• _Passage to read_:
——

Difference Between Charge, Mortgage and Pledge

Charge vs Mortgage vs Pledge
 

Charges, mortgages, and pledges are quite similar to one another in that they are all security interests that banks use to provider lender with security over the borrower’s assets. There are, however, a few differences between them in terms of the ownership of the asset when loans are taken out and the various properties of the assets that are being offered to secure payment. The article offers a clear explanation on all 3 terms and shows the similarities and differences between the two.

Charge

There are two types of charges; fixed charges and floating charges. A fixed charge refers to a loan or mortgage of some kind that uses a fixed asset as collateral to secure loan repayment. Fixed assets that can be used as collateral in a fixed charge include land, machinery, buildings, shares, and intellectual property (patents, trademarks, copyrights, etc.). In the event that the borrower defaults on his loan, the bank can sell the fixed asset and recover their losses. The borrower/debtor cannot dispose the asset and the asset must be held by the borrower until the total loan repayment is made. A floating charge refers to a loan or mortgage on an asset that has a value that changes periodically to secure loan repayment. In this case, assets that do not have a constant value, or are not fixed assets such as stock inventory can be used.

In a floating charge, the borrower has the freedom to dispose of the asset (for example, sell stock) in the course of normal business activities. In the event that the borrower defaults on their loan, the floating charge freezes and becomes a fixed charge, and the inventory left over from the time of default cannot be disposed and will be used as a fixed charge to recover the outstanding debt.

Mortgage

A mortgage is a contract between the lender and the borrower that allows an individual to borrow money from a lender for the purchase of housing. Mortgages apply for property that is immovable such as buildings, land, and anything that is permanently attached to the ground (this means that crops are not included in this category). A mortgage is also an assurance to the lender which promises that the lender can recover the loan amount even if the borrower defaults. The home that is being purchased is offered as security for the loan; which, in the event of default, will be seized and sold by the lender who will use sales proceeds to recover the loan amount. The possession of the property remains with the borrowers (as they will usually reside in their home).

Pledge

A pledge is a contract between the borrower (or party/individual that owes funds or services) and lender (party or entity to which the funds or services are owed) in which the borrower offers an asset (pledges an asset) as a security to the lender. In a pledge, the assets will have to be delivered by the pledger (borrower) to the pledgee (lender). The lender will have limited interest with regard to the pledged asset. However, the possession of the pledged asset will give the lender legal title to the asset and the lender has the right to sell the asset in the event that the borrower is unable to meet his obligation.

What are the differences between Charge, Mortgage and Pledge?

Charges, mortgages, and pledges are all security interests that banks use to provide a lender with security over the borrower’s assets. A mortgage is different from a pledge in terms of asset ownership; in a mortgage the assets remain the property of the borrower, whereas in a pledge the assets will be delivered to the lender (lender will have legal title to the assets). Charges and mortgages are quite similar to one another; especially, the fixed charge where fixed assets are offered as collateral to secure loan repayment. Floating charges, on the other hand, refers to a loan or mortgage on an asset that has a value that changes periodically to secure loan repayment. Another difference is that, in a fixed charge, the assets need to be maintained until the debt is repaid. In a floating charge, the borrower has the freedom to dispose of the asset (for example, sell stock) in the course of normal business activities; however, if the borrower defaults on the loan, the floating charge will freeze and will be treated like a fixed charge until debts are recovered.

——

• _Data_:
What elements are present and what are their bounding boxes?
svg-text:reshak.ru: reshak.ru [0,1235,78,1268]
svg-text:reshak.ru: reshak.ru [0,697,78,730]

——

• _Aim_: In the passage comparing charges, mortgages, and pledges, what happens to a floating charge when the borrower defaults on the loan? None of the data is needed here.

• _Solved problem_: It freezes and becomes a fixed charge.